#### EXCERPTED PASSAGE

● ● ● ● ●

The program also pays for things like animal shelters and senior centers, libraries and fire stations. It takes Mayor Boyer almost a minute to rattle off the list of projects in his small town alone.

The fire house in Fowler which will be replaced with a loan from the USDA

Humiston says this change, coupled with a budget proposal from the President Trump that would deeply slash funding for the USDA, is surprising to some, given the fact that many rural areas voted for the president.

“As far as I can tell, the people that did vote for President Trump from rural areas are definitely getting the short end of the stick on this budget,” Humiston says.

Farmersville went for Hillary Clinton in last November's election but Tulare County as a whole was strongly in President Trump’s camp.

Valley Public Radio reached out repeatedly to the USDA for comment, but officials in both Washington D.C. and at the state level declined our requests for an interview. However in a written statement, the agency said the elimination of the undersecretary position is offset by the creation of a new assistant to the secretary position that will supervise rural development activities. They claim this will actually reduce bureaucracy and increase the influence of rural communities by giving them more access to the agency head.

“Focusing on whether or not there is an undersecretary is also worrying about nomenclature. Simply calling someone an undersecretary does not elevate the mission area; attaching it directly to the secretary does," the statement read.

Other advocates for rural communities are not comforted by this argument and have sounded the alarm as well.

● ● ● ● ●

#### GIVEN PROBLEM 1
In the excerpt on USDA rural development, what does the agency say offsets the elimination of the undersecretary position?
#### GIVEN PROBLEM 2
Extend the excerpt on USDA rural development funding, picking up after its final sentence.

#### STORED DATA
● ● ● ● ●

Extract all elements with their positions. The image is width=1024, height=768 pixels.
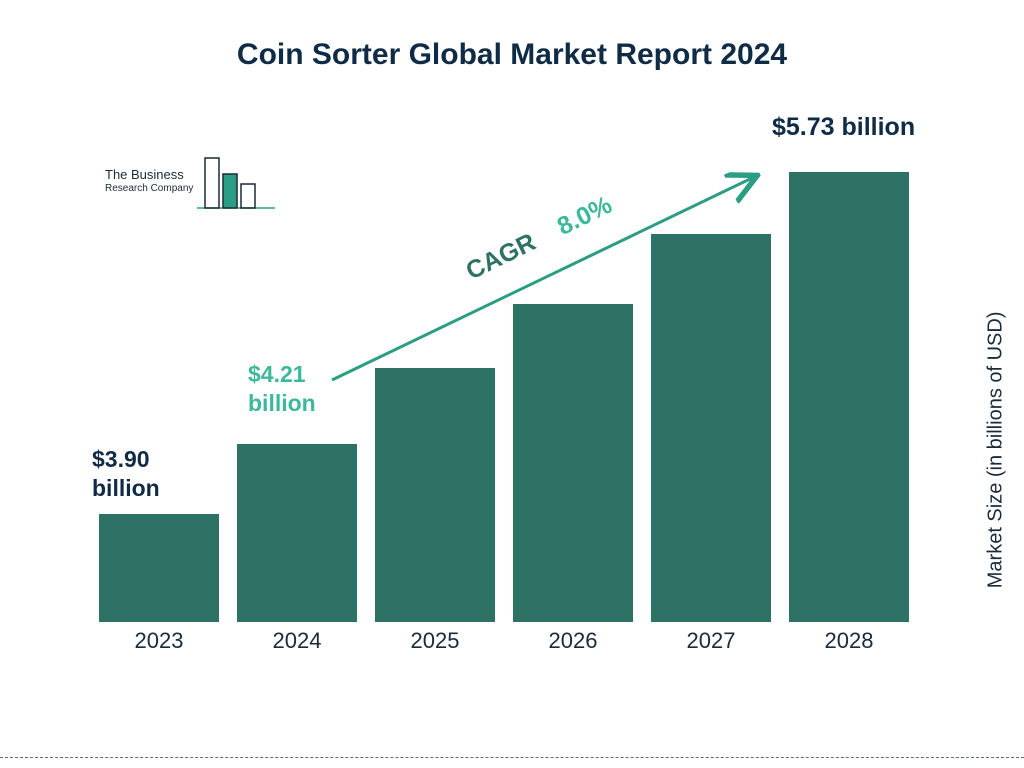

● ● ● ● ●

#### TASK ANSWER 1
The creation of a new assistant to the secretary position that will supervise rural development activities.

#### TASK ANSWER 2
"There are more projects that we want to do in our community and I know there is a lot of other communities around the valley and the nation that want to be able to improve their rural areas," Farmersville Mayor Paul Boyer

Anna Johnson with the Center for Rural Affairs says having the position be ‘assistant to the secretary’ means it is not approved by the Senate and therefore less accountable to the Congress for the huge lending portfolio it oversees.

“The undersecretaries have dedicated officials and staff. And removing that institutional support for managing this $216 billion portfolio gives us concern,” Johnson says.

Farmersville Mayor Boyer says he too is very nervous about the changes and signals from the administration, wondering what it means for his town and others like it.

“There are more projects that we want to do in our community and I know there are a lot of other communities around the valley and the nation that want to be able to improve their rural areas. And without USDA Rural Development to be able to help with these projects I don’t know who would be,” Boyer says.

The institutional reorganization has happened, but Congress ultimately has the say on how much is spent in each department.

An early draft out of the House of Representative still seeks to reduce the USDA budget by just over $1 billion or about 5% of its budget.

That is still a significant cut but far less than the $4.8 billion cut recommended by President Trump.